======== Records provided ========
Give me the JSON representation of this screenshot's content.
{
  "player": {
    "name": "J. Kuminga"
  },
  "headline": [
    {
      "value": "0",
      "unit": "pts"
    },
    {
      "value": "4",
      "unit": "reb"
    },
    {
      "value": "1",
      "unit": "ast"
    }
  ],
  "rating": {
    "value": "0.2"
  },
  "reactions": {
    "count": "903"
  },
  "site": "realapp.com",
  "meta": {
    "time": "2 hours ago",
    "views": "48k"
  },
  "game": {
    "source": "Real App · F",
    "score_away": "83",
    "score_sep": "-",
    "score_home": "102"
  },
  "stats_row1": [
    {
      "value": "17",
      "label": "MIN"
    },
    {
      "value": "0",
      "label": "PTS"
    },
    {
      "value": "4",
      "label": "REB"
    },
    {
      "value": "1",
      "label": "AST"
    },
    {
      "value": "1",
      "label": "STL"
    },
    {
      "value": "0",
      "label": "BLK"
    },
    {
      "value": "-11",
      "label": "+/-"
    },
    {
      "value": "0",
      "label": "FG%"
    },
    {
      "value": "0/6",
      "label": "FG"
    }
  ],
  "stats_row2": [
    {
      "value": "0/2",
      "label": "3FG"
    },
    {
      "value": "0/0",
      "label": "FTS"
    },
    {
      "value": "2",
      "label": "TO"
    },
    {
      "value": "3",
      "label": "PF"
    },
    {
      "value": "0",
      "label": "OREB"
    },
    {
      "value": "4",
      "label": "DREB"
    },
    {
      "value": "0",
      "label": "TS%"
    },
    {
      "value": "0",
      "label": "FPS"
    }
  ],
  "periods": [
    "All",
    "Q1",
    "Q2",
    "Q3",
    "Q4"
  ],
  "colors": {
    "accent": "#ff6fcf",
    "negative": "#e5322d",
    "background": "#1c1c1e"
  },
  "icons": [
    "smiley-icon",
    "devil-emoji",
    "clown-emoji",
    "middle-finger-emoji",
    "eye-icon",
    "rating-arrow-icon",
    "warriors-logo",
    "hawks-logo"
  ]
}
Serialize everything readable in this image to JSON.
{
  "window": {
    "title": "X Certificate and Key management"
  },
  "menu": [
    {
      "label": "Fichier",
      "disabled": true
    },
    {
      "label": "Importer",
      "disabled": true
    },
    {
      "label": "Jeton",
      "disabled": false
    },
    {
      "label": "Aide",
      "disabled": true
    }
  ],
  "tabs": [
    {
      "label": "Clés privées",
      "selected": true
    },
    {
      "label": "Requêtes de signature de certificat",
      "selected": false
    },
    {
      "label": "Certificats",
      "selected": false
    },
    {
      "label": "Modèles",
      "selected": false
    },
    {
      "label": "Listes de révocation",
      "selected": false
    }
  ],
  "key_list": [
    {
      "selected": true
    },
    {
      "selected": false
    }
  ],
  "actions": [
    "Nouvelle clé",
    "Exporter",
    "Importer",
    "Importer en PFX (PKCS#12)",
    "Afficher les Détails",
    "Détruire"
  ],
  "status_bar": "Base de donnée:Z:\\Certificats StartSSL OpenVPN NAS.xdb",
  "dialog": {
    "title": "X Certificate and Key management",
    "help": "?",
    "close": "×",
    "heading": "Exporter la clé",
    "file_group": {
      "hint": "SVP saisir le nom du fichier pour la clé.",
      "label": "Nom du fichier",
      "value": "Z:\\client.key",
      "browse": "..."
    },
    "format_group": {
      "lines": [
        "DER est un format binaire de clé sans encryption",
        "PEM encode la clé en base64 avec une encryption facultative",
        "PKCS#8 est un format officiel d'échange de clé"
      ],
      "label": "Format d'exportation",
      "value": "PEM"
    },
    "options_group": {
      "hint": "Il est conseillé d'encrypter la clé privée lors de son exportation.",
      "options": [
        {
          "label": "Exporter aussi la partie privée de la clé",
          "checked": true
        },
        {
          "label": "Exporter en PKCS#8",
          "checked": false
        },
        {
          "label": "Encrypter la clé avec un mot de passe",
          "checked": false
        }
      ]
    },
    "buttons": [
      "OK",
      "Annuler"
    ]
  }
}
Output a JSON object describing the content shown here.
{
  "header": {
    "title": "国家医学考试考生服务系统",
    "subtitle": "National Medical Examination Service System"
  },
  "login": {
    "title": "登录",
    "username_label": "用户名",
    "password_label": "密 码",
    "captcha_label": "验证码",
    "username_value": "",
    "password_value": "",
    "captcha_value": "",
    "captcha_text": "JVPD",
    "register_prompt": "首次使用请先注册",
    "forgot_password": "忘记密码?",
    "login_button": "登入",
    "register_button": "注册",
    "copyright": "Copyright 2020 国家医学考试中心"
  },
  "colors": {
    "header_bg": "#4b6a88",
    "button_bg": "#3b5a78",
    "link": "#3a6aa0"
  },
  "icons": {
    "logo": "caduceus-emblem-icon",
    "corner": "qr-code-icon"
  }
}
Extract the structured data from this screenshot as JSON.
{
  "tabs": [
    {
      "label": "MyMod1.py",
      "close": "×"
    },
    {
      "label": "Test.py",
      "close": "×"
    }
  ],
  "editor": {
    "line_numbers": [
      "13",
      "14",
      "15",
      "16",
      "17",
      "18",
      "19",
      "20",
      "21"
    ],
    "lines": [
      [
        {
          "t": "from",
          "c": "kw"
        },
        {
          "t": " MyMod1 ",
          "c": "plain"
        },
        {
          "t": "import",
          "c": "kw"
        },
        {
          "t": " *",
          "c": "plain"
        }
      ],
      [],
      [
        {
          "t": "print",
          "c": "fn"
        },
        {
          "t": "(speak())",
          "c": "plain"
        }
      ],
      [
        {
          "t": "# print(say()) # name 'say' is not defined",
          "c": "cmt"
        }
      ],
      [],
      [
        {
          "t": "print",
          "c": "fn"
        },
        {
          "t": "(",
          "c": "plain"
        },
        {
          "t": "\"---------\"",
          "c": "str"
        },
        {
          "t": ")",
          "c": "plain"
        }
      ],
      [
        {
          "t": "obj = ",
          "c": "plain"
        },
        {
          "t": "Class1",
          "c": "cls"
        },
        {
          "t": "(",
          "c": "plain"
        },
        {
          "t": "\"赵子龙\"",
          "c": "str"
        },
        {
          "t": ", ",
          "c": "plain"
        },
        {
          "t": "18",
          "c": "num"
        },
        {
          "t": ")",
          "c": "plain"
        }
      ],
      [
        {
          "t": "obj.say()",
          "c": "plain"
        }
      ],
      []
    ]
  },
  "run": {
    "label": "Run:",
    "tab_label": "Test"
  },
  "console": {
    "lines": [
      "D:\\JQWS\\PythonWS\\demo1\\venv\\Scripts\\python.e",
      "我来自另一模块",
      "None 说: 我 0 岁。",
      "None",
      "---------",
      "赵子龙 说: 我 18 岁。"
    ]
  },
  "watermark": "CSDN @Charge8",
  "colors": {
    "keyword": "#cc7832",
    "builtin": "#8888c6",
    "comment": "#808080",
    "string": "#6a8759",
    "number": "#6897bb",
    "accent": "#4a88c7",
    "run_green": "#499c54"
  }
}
========
Find each line holding the string "Exporter" and copy it out.

Written response.
    "Exporter",
    "heading": "Exporter la clé",
          "label": "Exporter aussi la partie privée de la clé",
          "label": "Exporter en PKCS#8",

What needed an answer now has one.